(Task instructions): Will you quote all of the entries, word for word?

(Entries supplied):
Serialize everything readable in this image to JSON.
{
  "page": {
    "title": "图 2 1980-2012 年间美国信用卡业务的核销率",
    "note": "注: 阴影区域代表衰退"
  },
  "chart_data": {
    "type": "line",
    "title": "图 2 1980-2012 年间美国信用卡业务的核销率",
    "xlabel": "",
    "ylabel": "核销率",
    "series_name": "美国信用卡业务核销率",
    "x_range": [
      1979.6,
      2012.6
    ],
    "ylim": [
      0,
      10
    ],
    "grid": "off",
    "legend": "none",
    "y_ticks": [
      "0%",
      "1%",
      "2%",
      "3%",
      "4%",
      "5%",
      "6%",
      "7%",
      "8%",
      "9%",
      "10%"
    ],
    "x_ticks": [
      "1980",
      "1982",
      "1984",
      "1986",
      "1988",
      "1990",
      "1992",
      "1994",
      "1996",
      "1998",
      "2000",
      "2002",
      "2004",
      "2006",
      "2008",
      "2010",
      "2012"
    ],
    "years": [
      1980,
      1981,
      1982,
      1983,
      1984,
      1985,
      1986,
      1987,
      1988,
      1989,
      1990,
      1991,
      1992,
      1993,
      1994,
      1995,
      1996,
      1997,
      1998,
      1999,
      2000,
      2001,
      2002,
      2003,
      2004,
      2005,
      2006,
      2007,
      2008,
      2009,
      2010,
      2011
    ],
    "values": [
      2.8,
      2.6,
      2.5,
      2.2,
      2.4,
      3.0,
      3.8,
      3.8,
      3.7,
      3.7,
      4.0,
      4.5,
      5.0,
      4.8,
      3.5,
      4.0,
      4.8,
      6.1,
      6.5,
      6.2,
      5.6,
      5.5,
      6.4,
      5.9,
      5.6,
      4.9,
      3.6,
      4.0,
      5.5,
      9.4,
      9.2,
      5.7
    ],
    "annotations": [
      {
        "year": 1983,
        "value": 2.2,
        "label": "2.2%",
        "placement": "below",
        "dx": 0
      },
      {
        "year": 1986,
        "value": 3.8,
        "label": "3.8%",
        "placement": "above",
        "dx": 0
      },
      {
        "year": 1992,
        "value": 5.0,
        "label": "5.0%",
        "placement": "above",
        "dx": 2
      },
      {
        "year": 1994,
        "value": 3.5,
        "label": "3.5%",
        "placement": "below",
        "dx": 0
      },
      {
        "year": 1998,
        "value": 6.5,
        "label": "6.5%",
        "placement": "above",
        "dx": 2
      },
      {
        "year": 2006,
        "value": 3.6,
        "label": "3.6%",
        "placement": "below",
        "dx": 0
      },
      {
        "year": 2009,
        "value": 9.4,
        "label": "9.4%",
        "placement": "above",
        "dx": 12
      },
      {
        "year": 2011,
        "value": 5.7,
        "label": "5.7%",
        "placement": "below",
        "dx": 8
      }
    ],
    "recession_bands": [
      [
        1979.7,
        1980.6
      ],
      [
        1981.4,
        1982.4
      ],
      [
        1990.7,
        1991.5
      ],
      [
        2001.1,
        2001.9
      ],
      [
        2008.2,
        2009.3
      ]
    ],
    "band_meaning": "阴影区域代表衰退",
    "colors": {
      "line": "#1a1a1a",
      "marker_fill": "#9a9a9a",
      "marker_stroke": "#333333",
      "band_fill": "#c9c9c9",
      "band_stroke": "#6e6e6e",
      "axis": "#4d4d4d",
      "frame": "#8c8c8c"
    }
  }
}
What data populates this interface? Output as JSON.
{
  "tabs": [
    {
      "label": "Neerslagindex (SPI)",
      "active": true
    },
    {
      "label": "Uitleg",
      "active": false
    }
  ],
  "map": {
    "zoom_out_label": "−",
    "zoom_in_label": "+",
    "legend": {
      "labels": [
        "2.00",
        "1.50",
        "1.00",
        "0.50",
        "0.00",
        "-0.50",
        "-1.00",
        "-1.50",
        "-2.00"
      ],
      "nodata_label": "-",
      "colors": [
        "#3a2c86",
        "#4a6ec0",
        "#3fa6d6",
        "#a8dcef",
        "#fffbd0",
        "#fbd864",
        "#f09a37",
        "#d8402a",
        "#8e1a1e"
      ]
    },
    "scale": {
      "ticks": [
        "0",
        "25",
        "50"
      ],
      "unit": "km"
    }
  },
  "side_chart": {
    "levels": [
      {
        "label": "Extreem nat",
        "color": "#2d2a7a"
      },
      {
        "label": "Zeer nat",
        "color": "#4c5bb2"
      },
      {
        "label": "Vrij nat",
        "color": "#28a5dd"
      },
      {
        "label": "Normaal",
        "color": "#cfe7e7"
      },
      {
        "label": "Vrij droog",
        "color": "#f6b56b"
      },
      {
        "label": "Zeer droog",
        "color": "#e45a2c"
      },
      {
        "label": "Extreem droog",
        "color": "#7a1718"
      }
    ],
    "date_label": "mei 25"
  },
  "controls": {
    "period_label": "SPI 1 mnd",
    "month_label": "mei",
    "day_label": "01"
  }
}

(Output of the exercise):
Serialize everything readable in this image to JSON.
{
  "page": {
    "title": "图 2 1980-2012 年间美国信用卡业务的核销率",
    "note": "注: 阴影区域代表衰退"
  },
  "chart_data": {
    "type": "line",
    "title": "图 2 1980-2012 年间美国信用卡业务的核销率",
    "xlabel": "",
    "ylabel": "核销率",
    "series_name": "美国信用卡业务核销率",
    "x_range": [
      1979.6,
      2012.6
    ],
    "ylim": [
      0,
      10
    ],
    "grid": "off",
    "legend": "none",
    "y_ticks": [
      "0%",
      "1%",
      "2%",
      "3%",
      "4%",
      "5%",
      "6%",
      "7%",
      "8%",
      "9%",
      "10%"
    ],
    "x_ticks": [
      "1980",
      "1982",
      "1984",
      "1986",
      "1988",
      "1990",
      "1992",
      "1994",
      "1996",
      "1998",
      "2000",
      "2002",
      "2004",
      "2006",
      "2008",
      "2010",
      "2012"
    ],
    "years": [
      1980,
      1981,
      1982,
      1983,
      1984,
      1985,
      1986,
      1987,
      1988,
      1989,
      1990,
      1991,
      1992,
      1993,
      1994,
      1995,
      1996,
      1997,
      1998,
      1999,
      2000,
      2001,
      2002,
      2003,
      2004,
      2005,
      2006,
      2007,
      2008,
      2009,
      2010,
      2011
    ],
    "values": [
      2.8,
      2.6,
      2.5,
      2.2,
      2.4,
      3.0,
      3.8,
      3.8,
      3.7,
      3.7,
      4.0,
      4.5,
      5.0,
      4.8,
      3.5,
      4.0,
      4.8,
      6.1,
      6.5,
      6.2,
      5.6,
      5.5,
      6.4,
      5.9,
      5.6,
      4.9,
      3.6,
      4.0,
      5.5,
      9.4,
      9.2,
      5.7
    ],
    "annotations": [
      {
        "year": 1983,
        "value": 2.2,
        "label": "2.2%",
        "placement": "below",
        "dx": 0
      },
      {
        "year": 1986,
        "value": 3.8,
        "label": "3.8%",
        "placement": "above",
        "dx": 0
      },
      {
        "year": 1992,
        "value": 5.0,
        "label": "5.0%",
        "placement": "above",
        "dx": 2
      },
      {
        "year": 1994,
        "value": 3.5,
        "label": "3.5%",
        "placement": "below",
        "dx": 0
      },
      {
        "year": 1998,
        "value": 6.5,
        "label": "6.5%",
        "placement": "above",
        "dx": 2
      },
      {
        "year": 2006,
        "value": 3.6,
        "label": "3.6%",
        "placement": "below",
        "dx": 0
      },
      {
        "year": 2009,
        "value": 9.4,
        "label": "9.4%",
        "placement": "above",
        "dx": 12
      },
      {
        "year": 2011,
        "value": 5.7,
        "label": "5.7%",
        "placement": "below",
        "dx": 8
      }
    ],
    "recession_bands": [
      [
        1979.7,
        1980.6
      ],
      [
        1981.4,
        1982.4
      ],
      [
        1990.7,
        1991.5
      ],
      [
        2001.1,
        2001.9
      ],
      [
        2008.2,
        2009.3
      ]
    ],
    "band_meaning": "阴影区域代表衰退",
    "colors": {
      "line": "#1a1a1a",
      "marker_fill": "#9a9a9a",
      "marker_stroke": "#333333",
      "band_fill": "#c9c9c9",
      "band_stroke": "#6e6e6e",
      "axis": "#4d4d4d",
      "frame": "#8c8c8c"
    }
  }
}
What data populates this interface? Output as JSON.
{
  "tabs": [
    {
      "label": "Neerslagindex (SPI)",
      "active": true
    },
    {
      "label": "Uitleg",
      "active": false
    }
  ],
  "map": {
    "zoom_out_label": "−",
    "zoom_in_label": "+",
    "legend": {
      "labels": [
        "2.00",
        "1.50",
        "1.00",
        "0.50",
        "0.00",
        "-0.50",
        "-1.00",
        "-1.50",
        "-2.00"
      ],
      "nodata_label": "-",
      "colors": [
        "#3a2c86",
        "#4a6ec0",
        "#3fa6d6",
        "#a8dcef",
        "#fffbd0",
        "#fbd864",
        "#f09a37",
        "#d8402a",
        "#8e1a1e"
      ]
    },
    "scale": {
      "ticks": [
        "0",
        "25",
        "50"
      ],
      "unit": "km"
    }
  },
  "side_chart": {
    "levels": [
      {
        "label": "Extreem nat",
        "color": "#2d2a7a"
      },
      {
        "label": "Zeer nat",
        "color": "#4c5bb2"
      },
      {
        "label": "Vrij nat",
        "color": "#28a5dd"
      },
      {
        "label": "Normaal",
        "color": "#cfe7e7"
      },
      {
        "label": "Vrij droog",
        "color": "#f6b56b"
      },
      {
        "label": "Zeer droog",
        "color": "#e45a2c"
      },
      {
        "label": "Extreem droog",
        "color": "#7a1718"
      }
    ],
    "date_label": "mei 25"
  },
  "controls": {
    "period_label": "SPI 1 mnd",
    "month_label": "mei",
    "day_label": "01"
  }
}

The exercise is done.